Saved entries
═══

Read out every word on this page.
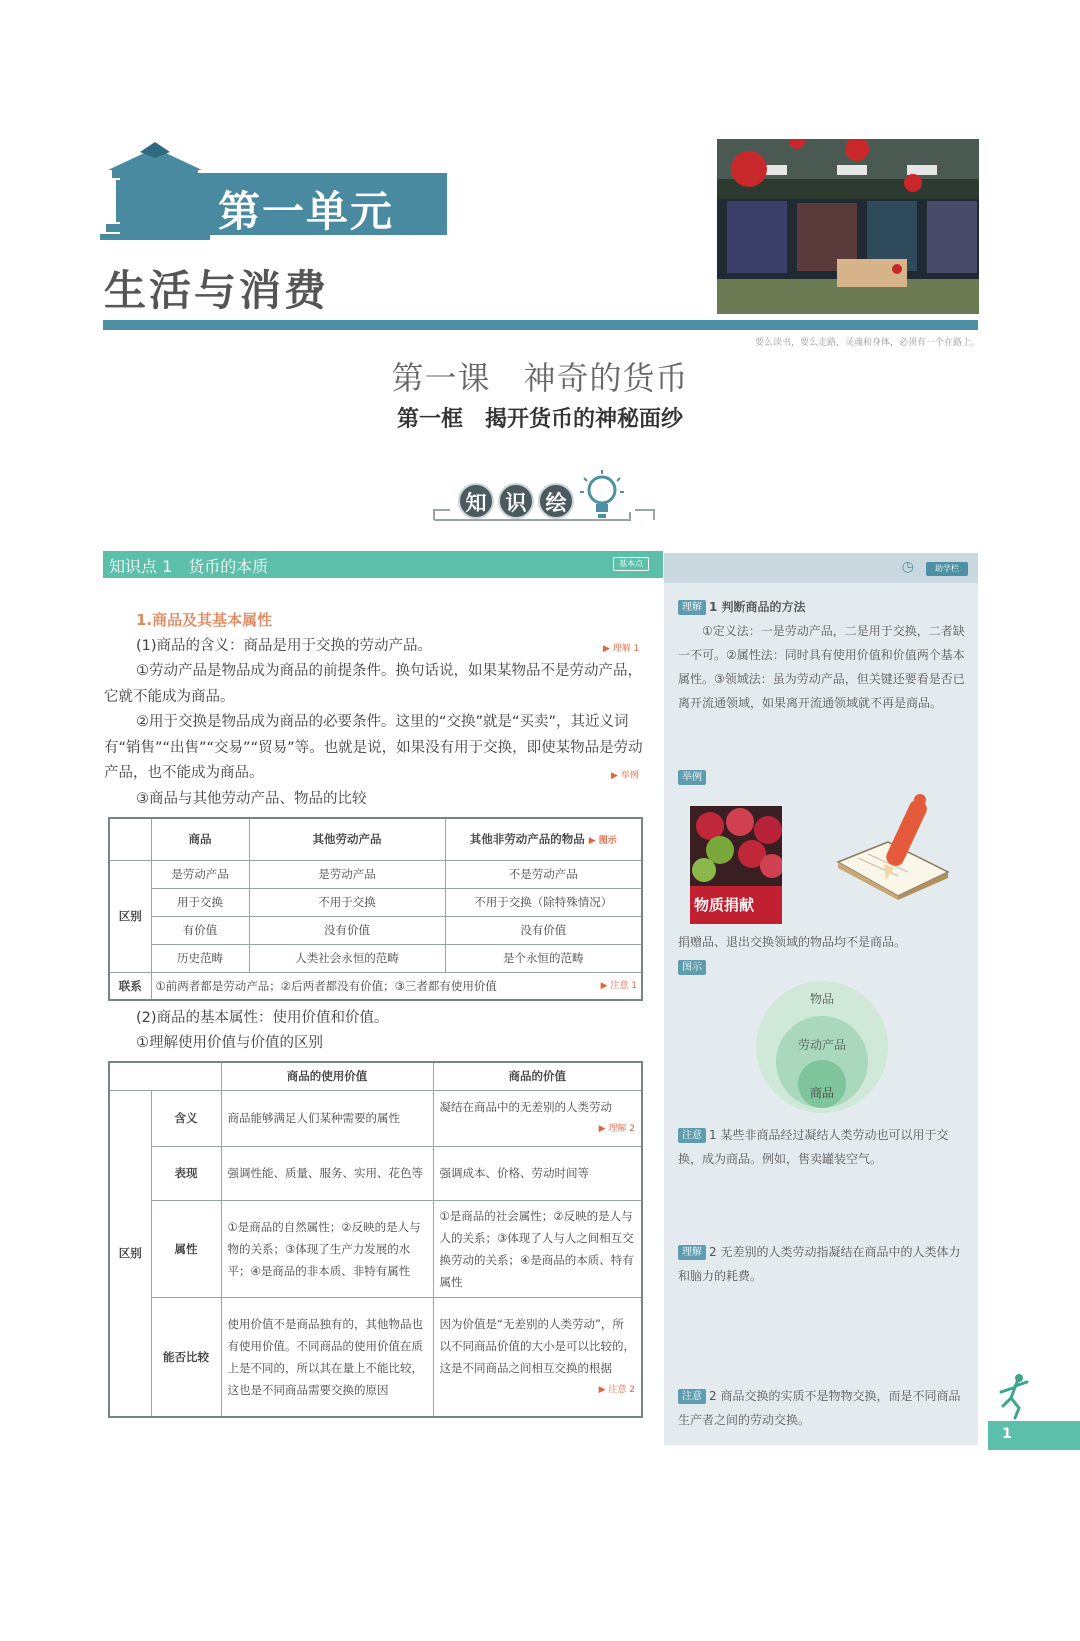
第一单元
生活与消费
要么读书，要么走路，灵魂和身体，必须有一个在路上。
第一课　神奇的货币
第一框　揭开货币的神秘面纱
知 识 绘
知识点 1　货币的本质	基本点
1.商品及其基本属性
(1)商品的含义：商品是用于交换的劳动产品。	▶ 理解 1
①劳动产品是物品成为商品的前提条件。换句话说，如果某物品不是劳动产品，它就不能成为商品。
②用于交换是物品成为商品的必要条件。这里的“交换”就是“买卖”，其近义词有“销售”“出售”“交易”“贸易”等。也就是说，如果没有用于交换，即使某物品是劳动产品，也不能成为商品。	▶ 举例
③商品与其他劳动产品、物品的比较
	商品	其他劳动产品	其他非劳动产品的物品 ▶ 图示
区别	是劳动产品	是劳动产品	不是劳动产品
	用于交换	不用于交换	不用于交换（除特殊情况）
	有价值	没有价值	没有价值
	历史范畴	人类社会永恒的范畴	是个永恒的范畴
联系	①前两者都是劳动产品；②后两者都没有价值；③三者都有使用价值 ▶ 注意 1		
(2)商品的基本属性：使用价值和价值。
①理解使用价值与价值的区别
		商品的使用价值	商品的价值
区别	含义	商品能够满足人们某种需要的属性	凝结在商品中的无差别的人类劳动
▶ 理解 2

	表现	强调性能、质量、服务、实用、花色等	强调成本、价格、劳动时间等
	属性	①是商品的自然属性；②反映的是人与物的关系；③体现了生产力发展的水平；④是商品的非本质、非特有属性	①是商品的社会属性；②反映的是人与人的关系；③体现了人与人之间相互交换劳动的关系；④是商品的本质、特有属性
	能否比较	使用价值不是商品独有的，其他物品也有使用价值。不同商品的使用价值在质上是不同的，所以其在量上不能比较，这也是不同商品需要交换的原因	因为价值是“无差别的人类劳动”，所以不同商品价值的大小是可以比较的，这是不同商品之间相互交换的根据
▶ 注意 2
◷	助学栏
理解 1 判断商品的方法
①定义法：一是劳动产品，二是用于交换，二者缺一不可。②属性法：同时具有使用价值和价值两个基本属性。③领域法：虽为劳动产品，但关键还要看是否已离开流通领域，如果离开流通领域就不再是商品。
举例
物质捐献
捐赠品、退出交换领域的物品均不是商品。
图示
物品
劳动产品
商品
注意 1 某些非商品经过凝结人类劳动也可以用于交换，成为商品。例如，售卖罐装空气。
理解 2 无差别的人类劳动指凝结在商品中的人类体力和脑力的耗费。
注意 2 商品交换的实质不是物物交换，而是不同商品生产者之间的劳动交换。
1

═══

Omit each picture, then return all of the listing exactly as it stands.

[Task result]
Read out every word on this page.
第一单元
生活与消费
要么读书，要么走路，灵魂和身体，必须有一个在路上。
第一课　神奇的货币
第一框　揭开货币的神秘面纱
知 识 绘
知识点 1　货币的本质	基本点
1.商品及其基本属性
(1)商品的含义：商品是用于交换的劳动产品。	▶ 理解 1
①劳动产品是物品成为商品的前提条件。换句话说，如果某物品不是劳动产品，它就不能成为商品。
②用于交换是物品成为商品的必要条件。这里的“交换”就是“买卖”，其近义词有“销售”“出售”“交易”“贸易”等。也就是说，如果没有用于交换，即使某物品是劳动产品，也不能成为商品。	▶ 举例
③商品与其他劳动产品、物品的比较
	商品	其他劳动产品	其他非劳动产品的物品 ▶ 图示
区别	是劳动产品	是劳动产品	不是劳动产品
	用于交换	不用于交换	不用于交换（除特殊情况）
	有价值	没有价值	没有价值
	历史范畴	人类社会永恒的范畴	是个永恒的范畴
联系	①前两者都是劳动产品；②后两者都没有价值；③三者都有使用价值 ▶ 注意 1		
(2)商品的基本属性：使用价值和价值。
①理解使用价值与价值的区别
		商品的使用价值	商品的价值
区别	含义	商品能够满足人们某种需要的属性	凝结在商品中的无差别的人类劳动
▶ 理解 2

	表现	强调性能、质量、服务、实用、花色等	强调成本、价格、劳动时间等
	属性	①是商品的自然属性；②反映的是人与物的关系；③体现了生产力发展的水平；④是商品的非本质、非特有属性	①是商品的社会属性；②反映的是人与人的关系；③体现了人与人之间相互交换劳动的关系；④是商品的本质、特有属性
	能否比较	使用价值不是商品独有的，其他物品也有使用价值。不同商品的使用价值在质上是不同的，所以其在量上不能比较，这也是不同商品需要交换的原因	因为价值是“无差别的人类劳动”，所以不同商品价值的大小是可以比较的，这是不同商品之间相互交换的根据
▶ 注意 2
◷	助学栏
理解 1 判断商品的方法
①定义法：一是劳动产品，二是用于交换，二者缺一不可。②属性法：同时具有使用价值和价值两个基本属性。③领域法：虽为劳动产品，但关键还要看是否已离开流通领域，如果离开流通领域就不再是商品。
举例
物质捐献
捐赠品、退出交换领域的物品均不是商品。
图示
物品
劳动产品
商品
注意 1 某些非商品经过凝结人类劳动也可以用于交换，成为商品。例如，售卖罐装空气。
理解 2 无差别的人类劳动指凝结在商品中的人类体力和脑力的耗费。
注意 2 商品交换的实质不是物物交换，而是不同商品生产者之间的劳动交换。
1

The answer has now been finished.